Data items
..............................

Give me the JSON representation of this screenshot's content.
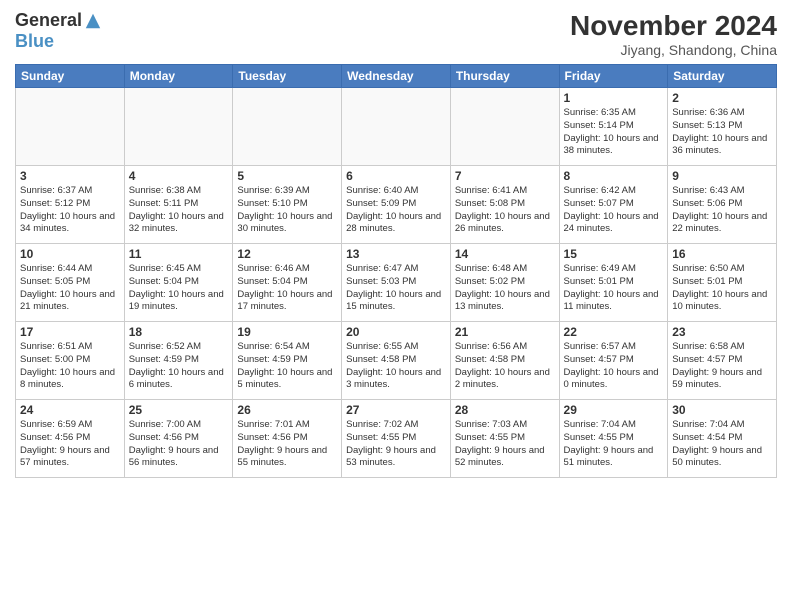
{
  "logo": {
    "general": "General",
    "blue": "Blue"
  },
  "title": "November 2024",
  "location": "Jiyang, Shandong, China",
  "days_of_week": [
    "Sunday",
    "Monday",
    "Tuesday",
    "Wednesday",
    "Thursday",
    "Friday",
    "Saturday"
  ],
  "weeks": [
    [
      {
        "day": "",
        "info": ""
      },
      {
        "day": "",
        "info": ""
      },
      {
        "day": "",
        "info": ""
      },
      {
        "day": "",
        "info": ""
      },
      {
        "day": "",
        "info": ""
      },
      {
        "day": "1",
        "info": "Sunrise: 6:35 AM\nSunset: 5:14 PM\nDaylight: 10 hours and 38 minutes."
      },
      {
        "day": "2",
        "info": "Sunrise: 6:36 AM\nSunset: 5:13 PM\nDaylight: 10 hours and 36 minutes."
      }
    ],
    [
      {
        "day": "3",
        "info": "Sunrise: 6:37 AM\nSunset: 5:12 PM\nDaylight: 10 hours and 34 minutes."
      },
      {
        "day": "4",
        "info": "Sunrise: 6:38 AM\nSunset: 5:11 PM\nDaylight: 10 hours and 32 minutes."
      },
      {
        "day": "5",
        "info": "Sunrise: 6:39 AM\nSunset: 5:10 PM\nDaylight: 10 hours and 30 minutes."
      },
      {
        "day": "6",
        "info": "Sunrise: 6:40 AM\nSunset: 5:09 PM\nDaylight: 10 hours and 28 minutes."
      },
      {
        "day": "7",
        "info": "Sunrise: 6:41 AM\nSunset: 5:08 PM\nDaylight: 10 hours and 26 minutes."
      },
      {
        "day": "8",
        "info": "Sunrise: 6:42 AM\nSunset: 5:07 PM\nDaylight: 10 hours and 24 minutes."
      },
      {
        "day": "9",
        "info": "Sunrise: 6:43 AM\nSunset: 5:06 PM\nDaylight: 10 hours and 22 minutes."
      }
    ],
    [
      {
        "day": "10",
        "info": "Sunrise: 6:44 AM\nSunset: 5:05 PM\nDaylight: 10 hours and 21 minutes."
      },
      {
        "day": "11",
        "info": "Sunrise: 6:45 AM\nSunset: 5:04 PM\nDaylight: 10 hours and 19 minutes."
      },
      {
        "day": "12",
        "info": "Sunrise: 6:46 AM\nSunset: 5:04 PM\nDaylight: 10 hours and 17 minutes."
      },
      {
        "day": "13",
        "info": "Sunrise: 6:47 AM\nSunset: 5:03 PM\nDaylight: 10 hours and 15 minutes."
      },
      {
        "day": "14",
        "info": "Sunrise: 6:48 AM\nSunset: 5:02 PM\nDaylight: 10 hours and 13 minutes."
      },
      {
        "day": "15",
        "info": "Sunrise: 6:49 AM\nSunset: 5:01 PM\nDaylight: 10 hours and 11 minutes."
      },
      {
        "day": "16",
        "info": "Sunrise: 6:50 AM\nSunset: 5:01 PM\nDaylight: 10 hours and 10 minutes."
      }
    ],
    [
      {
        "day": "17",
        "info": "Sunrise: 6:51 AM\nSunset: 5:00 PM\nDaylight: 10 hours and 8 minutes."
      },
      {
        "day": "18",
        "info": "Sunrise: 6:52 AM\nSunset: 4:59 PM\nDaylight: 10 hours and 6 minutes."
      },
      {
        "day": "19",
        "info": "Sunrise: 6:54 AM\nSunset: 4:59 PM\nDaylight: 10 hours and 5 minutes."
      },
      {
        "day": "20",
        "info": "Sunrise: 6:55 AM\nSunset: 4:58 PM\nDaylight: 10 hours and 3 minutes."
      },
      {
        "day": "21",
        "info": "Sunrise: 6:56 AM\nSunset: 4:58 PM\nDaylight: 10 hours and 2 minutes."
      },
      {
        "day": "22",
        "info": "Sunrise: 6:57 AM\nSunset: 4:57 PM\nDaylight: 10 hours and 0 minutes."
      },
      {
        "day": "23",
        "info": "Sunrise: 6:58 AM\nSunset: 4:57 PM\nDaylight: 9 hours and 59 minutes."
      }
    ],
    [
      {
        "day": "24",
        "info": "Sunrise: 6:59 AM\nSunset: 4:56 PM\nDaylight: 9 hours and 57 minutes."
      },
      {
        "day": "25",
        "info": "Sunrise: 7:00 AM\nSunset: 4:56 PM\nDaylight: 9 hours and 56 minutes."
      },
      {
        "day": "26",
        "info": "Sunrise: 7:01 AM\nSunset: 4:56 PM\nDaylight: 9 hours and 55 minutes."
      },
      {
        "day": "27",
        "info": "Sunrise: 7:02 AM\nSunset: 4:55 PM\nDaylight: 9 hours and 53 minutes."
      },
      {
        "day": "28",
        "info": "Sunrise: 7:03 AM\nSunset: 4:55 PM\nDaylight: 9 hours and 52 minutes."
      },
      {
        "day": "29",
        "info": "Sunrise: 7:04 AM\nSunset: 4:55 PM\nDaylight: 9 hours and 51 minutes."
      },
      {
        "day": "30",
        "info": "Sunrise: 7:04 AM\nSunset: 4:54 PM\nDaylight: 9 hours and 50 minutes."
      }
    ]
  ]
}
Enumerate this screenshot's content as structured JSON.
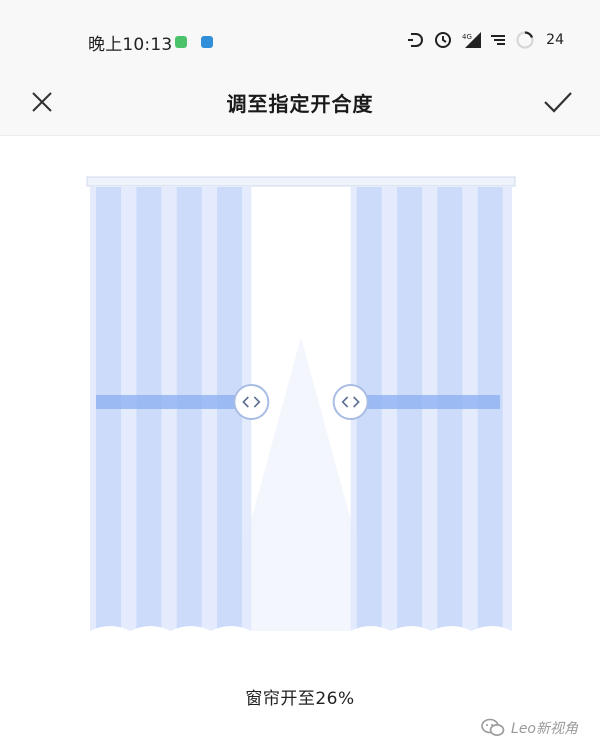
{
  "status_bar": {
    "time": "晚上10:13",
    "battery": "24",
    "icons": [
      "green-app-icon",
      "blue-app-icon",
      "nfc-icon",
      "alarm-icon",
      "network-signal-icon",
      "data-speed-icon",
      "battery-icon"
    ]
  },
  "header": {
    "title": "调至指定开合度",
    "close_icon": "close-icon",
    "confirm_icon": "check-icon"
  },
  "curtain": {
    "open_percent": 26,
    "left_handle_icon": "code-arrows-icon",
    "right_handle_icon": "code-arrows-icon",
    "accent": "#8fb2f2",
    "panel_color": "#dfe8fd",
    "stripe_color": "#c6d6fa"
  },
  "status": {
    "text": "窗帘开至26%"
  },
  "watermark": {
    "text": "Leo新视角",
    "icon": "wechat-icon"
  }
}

..............................

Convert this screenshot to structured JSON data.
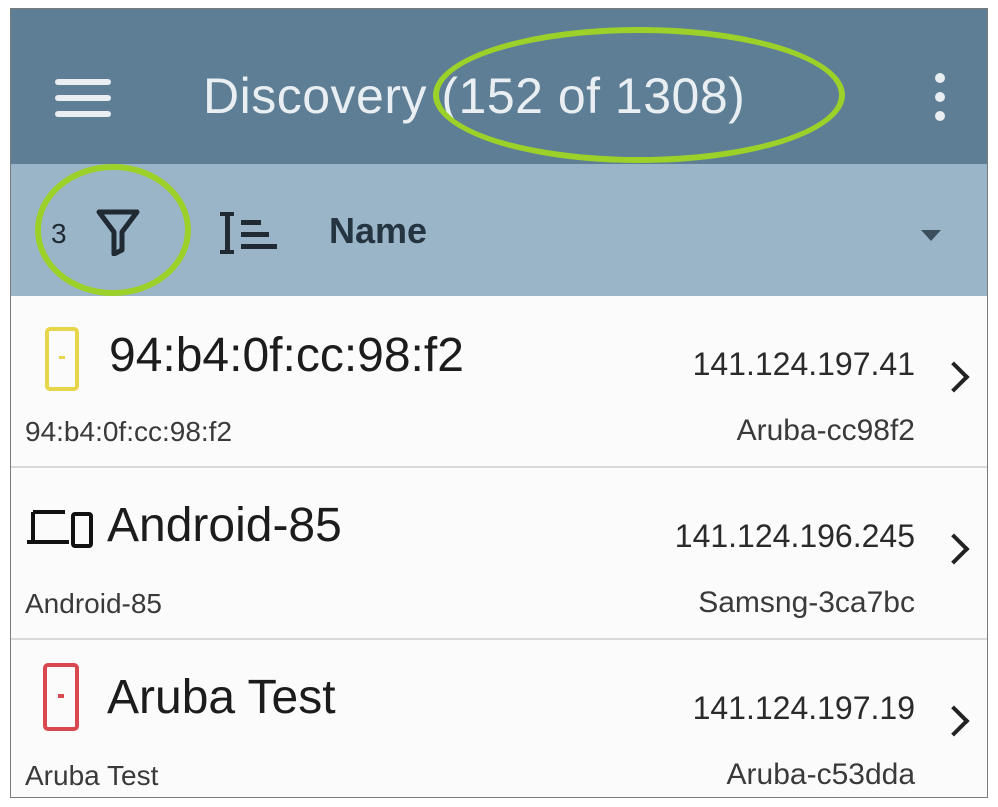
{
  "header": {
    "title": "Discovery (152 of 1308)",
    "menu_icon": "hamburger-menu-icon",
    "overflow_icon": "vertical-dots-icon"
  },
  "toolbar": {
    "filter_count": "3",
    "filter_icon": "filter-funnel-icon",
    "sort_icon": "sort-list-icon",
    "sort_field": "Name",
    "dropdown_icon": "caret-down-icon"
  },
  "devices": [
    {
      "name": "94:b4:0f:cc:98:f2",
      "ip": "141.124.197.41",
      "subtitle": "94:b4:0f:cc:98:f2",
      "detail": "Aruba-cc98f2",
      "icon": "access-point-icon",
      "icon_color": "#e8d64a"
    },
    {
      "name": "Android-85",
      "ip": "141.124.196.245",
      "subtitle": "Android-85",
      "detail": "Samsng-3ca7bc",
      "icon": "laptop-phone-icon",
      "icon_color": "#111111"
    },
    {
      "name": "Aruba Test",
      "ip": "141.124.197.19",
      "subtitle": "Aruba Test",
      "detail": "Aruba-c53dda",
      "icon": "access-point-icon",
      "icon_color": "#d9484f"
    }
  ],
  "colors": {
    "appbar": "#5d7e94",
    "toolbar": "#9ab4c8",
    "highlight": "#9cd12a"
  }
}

..............................

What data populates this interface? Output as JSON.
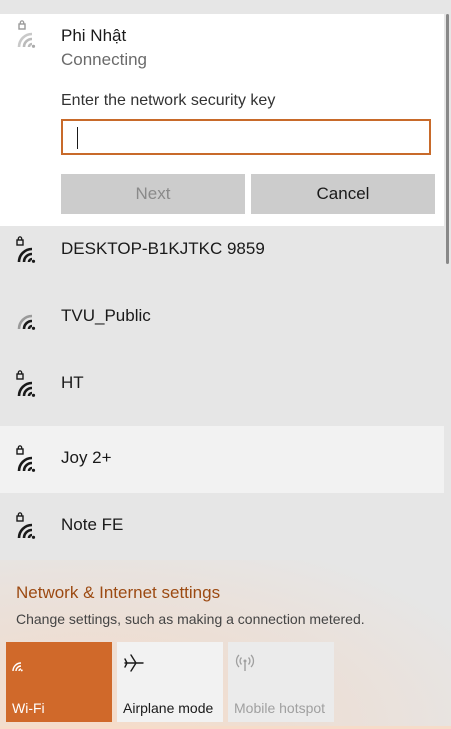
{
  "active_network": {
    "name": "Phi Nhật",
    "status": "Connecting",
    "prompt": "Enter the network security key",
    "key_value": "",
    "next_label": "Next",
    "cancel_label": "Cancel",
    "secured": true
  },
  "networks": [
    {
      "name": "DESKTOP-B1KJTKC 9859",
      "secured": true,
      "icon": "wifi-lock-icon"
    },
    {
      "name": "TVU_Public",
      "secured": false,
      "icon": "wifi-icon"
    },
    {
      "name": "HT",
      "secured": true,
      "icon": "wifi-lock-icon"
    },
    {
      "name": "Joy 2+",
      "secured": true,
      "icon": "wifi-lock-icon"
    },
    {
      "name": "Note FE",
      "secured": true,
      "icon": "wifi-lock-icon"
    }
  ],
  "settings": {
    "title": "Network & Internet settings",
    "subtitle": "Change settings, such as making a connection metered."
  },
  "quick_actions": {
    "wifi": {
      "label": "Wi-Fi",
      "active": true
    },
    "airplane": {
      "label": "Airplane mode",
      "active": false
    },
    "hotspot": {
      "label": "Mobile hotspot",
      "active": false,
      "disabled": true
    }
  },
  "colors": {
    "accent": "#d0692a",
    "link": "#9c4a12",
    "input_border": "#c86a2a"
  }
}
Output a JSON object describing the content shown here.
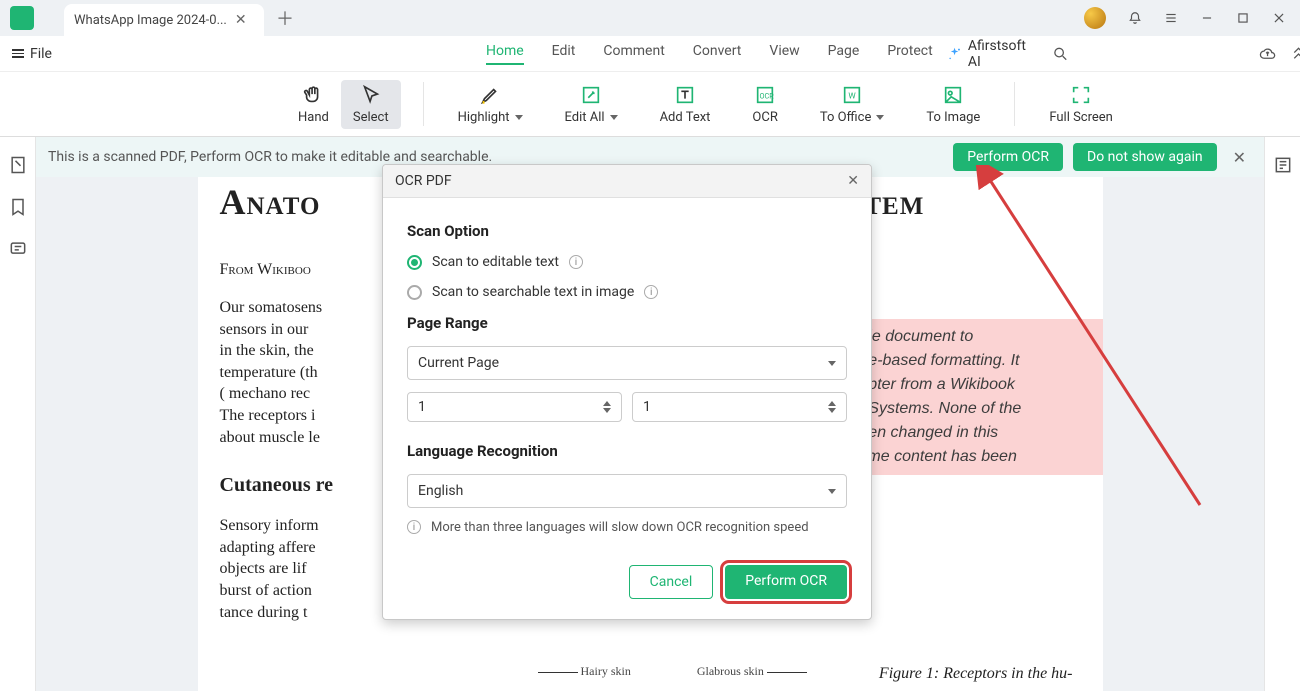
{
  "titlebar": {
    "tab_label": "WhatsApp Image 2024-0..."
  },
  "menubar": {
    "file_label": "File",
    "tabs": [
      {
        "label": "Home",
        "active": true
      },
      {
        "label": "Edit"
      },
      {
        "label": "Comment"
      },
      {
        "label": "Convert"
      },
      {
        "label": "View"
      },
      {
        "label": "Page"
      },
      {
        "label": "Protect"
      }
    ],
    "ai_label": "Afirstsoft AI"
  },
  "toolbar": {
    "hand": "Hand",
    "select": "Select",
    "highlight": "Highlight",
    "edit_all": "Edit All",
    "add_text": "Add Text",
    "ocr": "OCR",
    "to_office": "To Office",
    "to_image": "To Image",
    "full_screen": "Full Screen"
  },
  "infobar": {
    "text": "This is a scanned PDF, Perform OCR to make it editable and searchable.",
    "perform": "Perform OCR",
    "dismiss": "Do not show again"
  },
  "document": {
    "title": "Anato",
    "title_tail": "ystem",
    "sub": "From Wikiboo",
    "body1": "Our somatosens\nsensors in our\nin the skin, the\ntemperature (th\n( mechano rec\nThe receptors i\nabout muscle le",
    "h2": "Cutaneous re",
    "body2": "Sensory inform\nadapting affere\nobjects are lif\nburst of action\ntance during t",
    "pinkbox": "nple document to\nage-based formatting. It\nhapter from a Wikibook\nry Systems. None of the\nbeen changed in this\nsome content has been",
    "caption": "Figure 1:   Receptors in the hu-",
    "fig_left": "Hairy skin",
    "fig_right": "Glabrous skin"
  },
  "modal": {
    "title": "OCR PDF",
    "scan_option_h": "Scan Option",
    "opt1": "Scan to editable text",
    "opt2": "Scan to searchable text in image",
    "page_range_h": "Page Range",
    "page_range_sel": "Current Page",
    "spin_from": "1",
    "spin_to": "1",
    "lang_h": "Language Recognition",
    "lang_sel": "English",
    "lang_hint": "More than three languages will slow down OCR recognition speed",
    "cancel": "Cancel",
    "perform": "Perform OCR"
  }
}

..............................

AIM OF THE TASK » Wherever the string "arrows" appears in the entries above, list that line.

EXERCISE OUTPUT »
    "left_handle_icon": "code-arrows-icon",
    "right_handle_icon": "code-arrows-icon",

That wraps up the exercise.